Start

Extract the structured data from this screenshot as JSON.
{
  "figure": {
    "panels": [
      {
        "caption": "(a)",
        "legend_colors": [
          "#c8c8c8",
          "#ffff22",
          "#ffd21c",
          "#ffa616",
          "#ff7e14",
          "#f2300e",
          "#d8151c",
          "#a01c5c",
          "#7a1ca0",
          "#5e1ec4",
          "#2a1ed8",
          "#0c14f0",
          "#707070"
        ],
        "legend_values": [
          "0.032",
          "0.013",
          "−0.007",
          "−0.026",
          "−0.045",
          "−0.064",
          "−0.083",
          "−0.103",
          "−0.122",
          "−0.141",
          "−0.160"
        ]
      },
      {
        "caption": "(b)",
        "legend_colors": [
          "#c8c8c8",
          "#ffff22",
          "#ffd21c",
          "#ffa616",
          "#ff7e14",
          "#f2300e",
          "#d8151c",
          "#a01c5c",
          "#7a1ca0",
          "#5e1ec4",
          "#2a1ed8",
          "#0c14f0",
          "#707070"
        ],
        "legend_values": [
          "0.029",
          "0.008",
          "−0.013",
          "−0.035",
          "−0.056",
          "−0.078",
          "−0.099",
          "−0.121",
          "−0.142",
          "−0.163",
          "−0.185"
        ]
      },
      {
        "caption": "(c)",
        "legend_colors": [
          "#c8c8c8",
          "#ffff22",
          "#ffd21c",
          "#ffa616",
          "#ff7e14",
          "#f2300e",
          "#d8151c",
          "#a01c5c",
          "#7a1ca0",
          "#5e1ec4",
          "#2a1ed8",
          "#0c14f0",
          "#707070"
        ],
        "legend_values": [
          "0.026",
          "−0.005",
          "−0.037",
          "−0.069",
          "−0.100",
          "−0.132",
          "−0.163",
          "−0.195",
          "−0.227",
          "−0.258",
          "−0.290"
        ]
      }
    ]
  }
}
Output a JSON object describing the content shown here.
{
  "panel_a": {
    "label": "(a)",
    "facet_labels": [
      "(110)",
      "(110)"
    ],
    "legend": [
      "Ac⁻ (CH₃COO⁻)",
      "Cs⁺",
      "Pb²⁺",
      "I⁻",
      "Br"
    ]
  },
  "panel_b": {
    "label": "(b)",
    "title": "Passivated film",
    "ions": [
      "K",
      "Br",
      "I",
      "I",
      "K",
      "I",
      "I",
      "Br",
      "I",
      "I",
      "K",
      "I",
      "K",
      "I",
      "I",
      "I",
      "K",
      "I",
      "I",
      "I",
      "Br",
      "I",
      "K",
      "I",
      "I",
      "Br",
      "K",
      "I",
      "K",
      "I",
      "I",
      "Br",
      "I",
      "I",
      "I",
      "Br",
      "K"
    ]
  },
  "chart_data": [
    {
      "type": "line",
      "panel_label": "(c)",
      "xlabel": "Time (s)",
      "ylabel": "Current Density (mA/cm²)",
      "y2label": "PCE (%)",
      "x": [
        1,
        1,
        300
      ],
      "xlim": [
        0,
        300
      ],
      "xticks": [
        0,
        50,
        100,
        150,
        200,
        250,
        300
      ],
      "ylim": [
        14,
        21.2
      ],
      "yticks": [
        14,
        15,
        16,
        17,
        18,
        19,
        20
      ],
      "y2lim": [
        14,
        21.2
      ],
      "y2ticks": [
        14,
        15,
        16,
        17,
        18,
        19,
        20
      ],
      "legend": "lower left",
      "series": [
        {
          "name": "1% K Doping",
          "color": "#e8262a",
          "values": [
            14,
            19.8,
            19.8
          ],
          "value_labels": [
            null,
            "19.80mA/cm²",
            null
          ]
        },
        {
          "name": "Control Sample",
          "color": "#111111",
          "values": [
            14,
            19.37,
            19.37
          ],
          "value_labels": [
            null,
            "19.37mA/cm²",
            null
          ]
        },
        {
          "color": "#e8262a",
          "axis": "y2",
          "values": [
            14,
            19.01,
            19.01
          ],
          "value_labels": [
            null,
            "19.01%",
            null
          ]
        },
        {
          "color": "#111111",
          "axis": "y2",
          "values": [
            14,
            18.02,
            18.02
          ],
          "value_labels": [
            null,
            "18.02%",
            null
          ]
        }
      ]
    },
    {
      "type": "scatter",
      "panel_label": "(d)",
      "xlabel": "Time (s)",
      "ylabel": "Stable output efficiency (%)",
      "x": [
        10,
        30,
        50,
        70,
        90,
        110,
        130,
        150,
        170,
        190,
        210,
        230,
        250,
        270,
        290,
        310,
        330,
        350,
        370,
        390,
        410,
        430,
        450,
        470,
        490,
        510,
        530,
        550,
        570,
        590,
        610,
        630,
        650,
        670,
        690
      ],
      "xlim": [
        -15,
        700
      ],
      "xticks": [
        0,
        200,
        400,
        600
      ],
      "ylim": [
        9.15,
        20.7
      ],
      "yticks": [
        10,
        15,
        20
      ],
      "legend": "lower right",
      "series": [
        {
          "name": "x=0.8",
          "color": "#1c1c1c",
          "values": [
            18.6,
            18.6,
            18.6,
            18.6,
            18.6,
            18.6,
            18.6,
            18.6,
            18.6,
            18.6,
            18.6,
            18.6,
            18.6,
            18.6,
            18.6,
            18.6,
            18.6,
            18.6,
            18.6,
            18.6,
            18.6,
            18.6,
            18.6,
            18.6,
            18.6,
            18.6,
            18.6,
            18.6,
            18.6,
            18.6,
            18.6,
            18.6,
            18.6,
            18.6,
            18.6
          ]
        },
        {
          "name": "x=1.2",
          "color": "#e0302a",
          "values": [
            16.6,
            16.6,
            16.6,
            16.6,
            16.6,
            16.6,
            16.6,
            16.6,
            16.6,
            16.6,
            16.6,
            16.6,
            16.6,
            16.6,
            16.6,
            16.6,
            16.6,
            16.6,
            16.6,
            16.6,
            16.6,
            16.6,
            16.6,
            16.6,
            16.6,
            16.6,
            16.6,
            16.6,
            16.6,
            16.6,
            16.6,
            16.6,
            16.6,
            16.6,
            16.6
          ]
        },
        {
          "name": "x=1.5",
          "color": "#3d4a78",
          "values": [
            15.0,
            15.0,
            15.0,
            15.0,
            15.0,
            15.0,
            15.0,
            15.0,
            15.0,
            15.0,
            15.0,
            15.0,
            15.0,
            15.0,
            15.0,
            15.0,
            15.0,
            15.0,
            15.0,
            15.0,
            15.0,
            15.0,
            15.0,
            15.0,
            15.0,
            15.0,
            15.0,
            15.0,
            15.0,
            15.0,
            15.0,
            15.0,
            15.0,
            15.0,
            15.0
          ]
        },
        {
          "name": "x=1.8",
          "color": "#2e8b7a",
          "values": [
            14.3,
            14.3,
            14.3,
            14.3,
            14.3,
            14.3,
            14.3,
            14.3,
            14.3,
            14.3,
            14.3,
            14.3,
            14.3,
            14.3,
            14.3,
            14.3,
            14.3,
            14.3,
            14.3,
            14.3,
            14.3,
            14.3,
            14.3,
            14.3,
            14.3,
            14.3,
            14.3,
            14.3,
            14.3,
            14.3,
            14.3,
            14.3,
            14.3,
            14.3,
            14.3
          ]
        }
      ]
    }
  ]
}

End

→ **Task directions**
Extract all the entries word for word.

→ **Output**
Extract the structured data from this screenshot as JSON.
{
  "figure": {
    "panels": [
      {
        "caption": "(a)",
        "legend_colors": [
          "#c8c8c8",
          "#ffff22",
          "#ffd21c",
          "#ffa616",
          "#ff7e14",
          "#f2300e",
          "#d8151c",
          "#a01c5c",
          "#7a1ca0",
          "#5e1ec4",
          "#2a1ed8",
          "#0c14f0",
          "#707070"
        ],
        "legend_values": [
          "0.032",
          "0.013",
          "−0.007",
          "−0.026",
          "−0.045",
          "−0.064",
          "−0.083",
          "−0.103",
          "−0.122",
          "−0.141",
          "−0.160"
        ]
      },
      {
        "caption": "(b)",
        "legend_colors": [
          "#c8c8c8",
          "#ffff22",
          "#ffd21c",
          "#ffa616",
          "#ff7e14",
          "#f2300e",
          "#d8151c",
          "#a01c5c",
          "#7a1ca0",
          "#5e1ec4",
          "#2a1ed8",
          "#0c14f0",
          "#707070"
        ],
        "legend_values": [
          "0.029",
          "0.008",
          "−0.013",
          "−0.035",
          "−0.056",
          "−0.078",
          "−0.099",
          "−0.121",
          "−0.142",
          "−0.163",
          "−0.185"
        ]
      },
      {
        "caption": "(c)",
        "legend_colors": [
          "#c8c8c8",
          "#ffff22",
          "#ffd21c",
          "#ffa616",
          "#ff7e14",
          "#f2300e",
          "#d8151c",
          "#a01c5c",
          "#7a1ca0",
          "#5e1ec4",
          "#2a1ed8",
          "#0c14f0",
          "#707070"
        ],
        "legend_values": [
          "0.026",
          "−0.005",
          "−0.037",
          "−0.069",
          "−0.100",
          "−0.132",
          "−0.163",
          "−0.195",
          "−0.227",
          "−0.258",
          "−0.290"
        ]
      }
    ]
  }
}
Output a JSON object describing the content shown here.
{
  "panel_a": {
    "label": "(a)",
    "facet_labels": [
      "(110)",
      "(110)"
    ],
    "legend": [
      "Ac⁻ (CH₃COO⁻)",
      "Cs⁺",
      "Pb²⁺",
      "I⁻",
      "Br"
    ]
  },
  "panel_b": {
    "label": "(b)",
    "title": "Passivated film",
    "ions": [
      "K",
      "Br",
      "I",
      "I",
      "K",
      "I",
      "I",
      "Br",
      "I",
      "I",
      "K",
      "I",
      "K",
      "I",
      "I",
      "I",
      "K",
      "I",
      "I",
      "I",
      "Br",
      "I",
      "K",
      "I",
      "I",
      "Br",
      "K",
      "I",
      "K",
      "I",
      "I",
      "Br",
      "I",
      "I",
      "I",
      "Br",
      "K"
    ]
  },
  "chart_data": [
    {
      "type": "line",
      "panel_label": "(c)",
      "xlabel": "Time (s)",
      "ylabel": "Current Density (mA/cm²)",
      "y2label": "PCE (%)",
      "x": [
        1,
        1,
        300
      ],
      "xlim": [
        0,
        300
      ],
      "xticks": [
        0,
        50,
        100,
        150,
        200,
        250,
        300
      ],
      "ylim": [
        14,
        21.2
      ],
      "yticks": [
        14,
        15,
        16,
        17,
        18,
        19,
        20
      ],
      "y2lim": [
        14,
        21.2
      ],
      "y2ticks": [
        14,
        15,
        16,
        17,
        18,
        19,
        20
      ],
      "legend": "lower left",
      "series": [
        {
          "name": "1% K Doping",
          "color": "#e8262a",
          "values": [
            14,
            19.8,
            19.8
          ],
          "value_labels": [
            null,
            "19.80mA/cm²",
            null
          ]
        },
        {
          "name": "Control Sample",
          "color": "#111111",
          "values": [
            14,
            19.37,
            19.37
          ],
          "value_labels": [
            null,
            "19.37mA/cm²",
            null
          ]
        },
        {
          "color": "#e8262a",
          "axis": "y2",
          "values": [
            14,
            19.01,
            19.01
          ],
          "value_labels": [
            null,
            "19.01%",
            null
          ]
        },
        {
          "color": "#111111",
          "axis": "y2",
          "values": [
            14,
            18.02,
            18.02
          ],
          "value_labels": [
            null,
            "18.02%",
            null
          ]
        }
      ]
    },
    {
      "type": "scatter",
      "panel_label": "(d)",
      "xlabel": "Time (s)",
      "ylabel": "Stable output efficiency (%)",
      "x": [
        10,
        30,
        50,
        70,
        90,
        110,
        130,
        150,
        170,
        190,
        210,
        230,
        250,
        270,
        290,
        310,
        330,
        350,
        370,
        390,
        410,
        430,
        450,
        470,
        490,
        510,
        530,
        550,
        570,
        590,
        610,
        630,
        650,
        670,
        690
      ],
      "xlim": [
        -15,
        700
      ],
      "xticks": [
        0,
        200,
        400,
        600
      ],
      "ylim": [
        9.15,
        20.7
      ],
      "yticks": [
        10,
        15,
        20
      ],
      "legend": "lower right",
      "series": [
        {
          "name": "x=0.8",
          "color": "#1c1c1c",
          "values": [
            18.6,
            18.6,
            18.6,
            18.6,
            18.6,
            18.6,
            18.6,
            18.6,
            18.6,
            18.6,
            18.6,
            18.6,
            18.6,
            18.6,
            18.6,
            18.6,
            18.6,
            18.6,
            18.6,
            18.6,
            18.6,
            18.6,
            18.6,
            18.6,
            18.6,
            18.6,
            18.6,
            18.6,
            18.6,
            18.6,
            18.6,
            18.6,
            18.6,
            18.6,
            18.6
          ]
        },
        {
          "name": "x=1.2",
          "color": "#e0302a",
          "values": [
            16.6,
            16.6,
            16.6,
            16.6,
            16.6,
            16.6,
            16.6,
            16.6,
            16.6,
            16.6,
            16.6,
            16.6,
            16.6,
            16.6,
            16.6,
            16.6,
            16.6,
            16.6,
            16.6,
            16.6,
            16.6,
            16.6,
            16.6,
            16.6,
            16.6,
            16.6,
            16.6,
            16.6,
            16.6,
            16.6,
            16.6,
            16.6,
            16.6,
            16.6,
            16.6
          ]
        },
        {
          "name": "x=1.5",
          "color": "#3d4a78",
          "values": [
            15.0,
            15.0,
            15.0,
            15.0,
            15.0,
            15.0,
            15.0,
            15.0,
            15.0,
            15.0,
            15.0,
            15.0,
            15.0,
            15.0,
            15.0,
            15.0,
            15.0,
            15.0,
            15.0,
            15.0,
            15.0,
            15.0,
            15.0,
            15.0,
            15.0,
            15.0,
            15.0,
            15.0,
            15.0,
            15.0,
            15.0,
            15.0,
            15.0,
            15.0,
            15.0
          ]
        },
        {
          "name": "x=1.8",
          "color": "#2e8b7a",
          "values": [
            14.3,
            14.3,
            14.3,
            14.3,
            14.3,
            14.3,
            14.3,
            14.3,
            14.3,
            14.3,
            14.3,
            14.3,
            14.3,
            14.3,
            14.3,
            14.3,
            14.3,
            14.3,
            14.3,
            14.3,
            14.3,
            14.3,
            14.3,
            14.3,
            14.3,
            14.3,
            14.3,
            14.3,
            14.3,
            14.3,
            14.3,
            14.3,
            14.3,
            14.3,
            14.3
          ]
        }
      ]
    }
  ]
}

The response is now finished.